-- START Given records --
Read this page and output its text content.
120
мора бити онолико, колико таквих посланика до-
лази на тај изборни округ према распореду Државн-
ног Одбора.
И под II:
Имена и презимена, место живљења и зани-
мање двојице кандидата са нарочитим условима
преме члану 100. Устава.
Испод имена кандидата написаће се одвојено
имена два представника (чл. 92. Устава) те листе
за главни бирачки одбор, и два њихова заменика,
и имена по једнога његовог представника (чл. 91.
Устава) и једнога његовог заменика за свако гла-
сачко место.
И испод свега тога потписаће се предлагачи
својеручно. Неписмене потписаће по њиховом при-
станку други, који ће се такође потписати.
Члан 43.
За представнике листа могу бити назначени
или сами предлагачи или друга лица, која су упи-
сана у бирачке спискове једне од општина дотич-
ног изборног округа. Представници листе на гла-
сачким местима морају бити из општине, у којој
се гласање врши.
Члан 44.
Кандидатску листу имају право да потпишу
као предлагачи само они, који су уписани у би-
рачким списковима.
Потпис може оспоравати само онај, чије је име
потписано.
-- END Given records --
Work to be completed:
Reproduce every line above without error.

Response below:
Read this page and output its text content.
120
мора бити онолико, колико таквих посланика до-
лази на тај изборни округ према распореду Државн-
ног Одбора.
И под II:
Имена и презимена, место живљења и зани-
мање двојице кандидата са нарочитим условима
преме члану 100. Устава.
Испод имена кандидата написаће се одвојено
имена два представника (чл. 92. Устава) те листе
за главни бирачки одбор, и два њихова заменика,
и имена по једнога његовог представника (чл. 91.
Устава) и једнога његовог заменика за свако гла-
сачко место.
И испод свега тога потписаће се предлагачи
својеручно. Неписмене потписаће по њиховом при-
станку други, који ће се такође потписати.
Члан 43.
За представнике листа могу бити назначени
или сами предлагачи или друга лица, која су упи-
сана у бирачке спискове једне од општина дотич-
ног изборног округа. Представници листе на гла-
сачким местима морају бити из општине, у којој
се гласање врши.
Члан 44.
Кандидатску листу имају право да потпишу
као предлагачи само они, који су уписани у би-
рачким списковима.
Потпис може оспоравати само онај, чије је име
потписано.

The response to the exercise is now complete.